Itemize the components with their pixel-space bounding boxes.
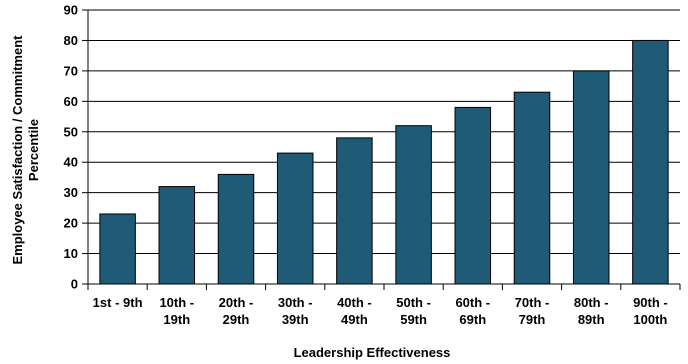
x-tick-label: 69th (459, 312, 486, 327)
x-tick-label: 39th (282, 312, 309, 327)
y-tick-label: 50 (64, 124, 78, 139)
y-axis-title: Employee Satisfaction / Commitment Perce… (10, 35, 41, 265)
x-tick-label: 29th (223, 312, 250, 327)
y-tick-labels: 0 10 20 30 40 50 60 70 80 90 (64, 3, 78, 292)
y-tick-label: 0 (71, 277, 78, 292)
x-tick-label: 60th - (455, 295, 490, 310)
x-tick-label: 49th (341, 312, 368, 327)
x-tick-label: 90th - (633, 295, 668, 310)
y-axis-title-line-1: Employee Satisfaction / Commitment (10, 35, 25, 265)
y-tick-label: 10 (64, 246, 78, 261)
x-tick-label: 20th - (219, 295, 254, 310)
bar (99, 213, 136, 285)
bar (395, 125, 432, 285)
y-tick-label: 90 (64, 3, 78, 18)
bar (632, 39, 669, 285)
y-tick-label: 30 (64, 185, 78, 200)
bar (454, 106, 492, 285)
bar (158, 186, 196, 285)
x-tick-label: 10th - (159, 295, 194, 310)
y-axis-title-line-2: Percentile (26, 119, 41, 181)
y-tick-label: 70 (64, 63, 78, 78)
axes (82, 9, 681, 290)
x-tick-label: 1st - 9th (93, 295, 143, 310)
x-tick-label: 40th - (337, 295, 372, 310)
bar (513, 91, 551, 285)
y-tick-label: 60 (64, 94, 78, 109)
bar (217, 173, 255, 285)
y-tick-label: 20 (64, 216, 78, 231)
x-tick-label: 80th - (574, 295, 609, 310)
x-tick-labels: 1st - 9th 10th - 19th 20th - 29th 30th - 39th 4… (93, 295, 668, 327)
y-tick-label: 40 (64, 155, 78, 170)
x-tick-label: 79th (519, 312, 546, 327)
x-tick-label: 70th - (515, 295, 550, 310)
x-axis-title: Leadership Effectiveness (294, 345, 451, 360)
x-tick-label: 89th (578, 312, 605, 327)
bar (276, 152, 314, 285)
x-tick-label: 59th (400, 312, 427, 327)
x-tick-label: 30th - (278, 295, 313, 310)
x-tick-label: 50th - (396, 295, 431, 310)
bar (336, 137, 373, 285)
x-tick-label: 100th (633, 312, 667, 327)
bar (572, 70, 610, 285)
x-tick-label: 19th (163, 312, 190, 327)
y-tick-label: 80 (64, 33, 78, 48)
bars (99, 39, 669, 285)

* _EXERCISE REQUIREMENTS_:
Retype the lines from the one with "x-tick-label: 69th (459, 312, 486, 327)" through the one with "x-tick-label: 49th (341, 312, 368, 327)", keeping both of those lines.

* _FULL OUTPUT_:
x-tick-label: 69th (459, 312, 486, 327)
x-tick-label: 39th (282, 312, 309, 327)
y-tick-label: 50 (64, 124, 78, 139)
y-axis-title: Employee Satisfaction / Commitment Perce… (10, 35, 41, 265)
x-tick-label: 29th (223, 312, 250, 327)
y-tick-labels: 0 10 20 30 40 50 60 70 80 90 (64, 3, 78, 292)
y-tick-label: 0 (71, 277, 78, 292)
x-tick-label: 60th - (455, 295, 490, 310)
x-tick-label: 49th (341, 312, 368, 327)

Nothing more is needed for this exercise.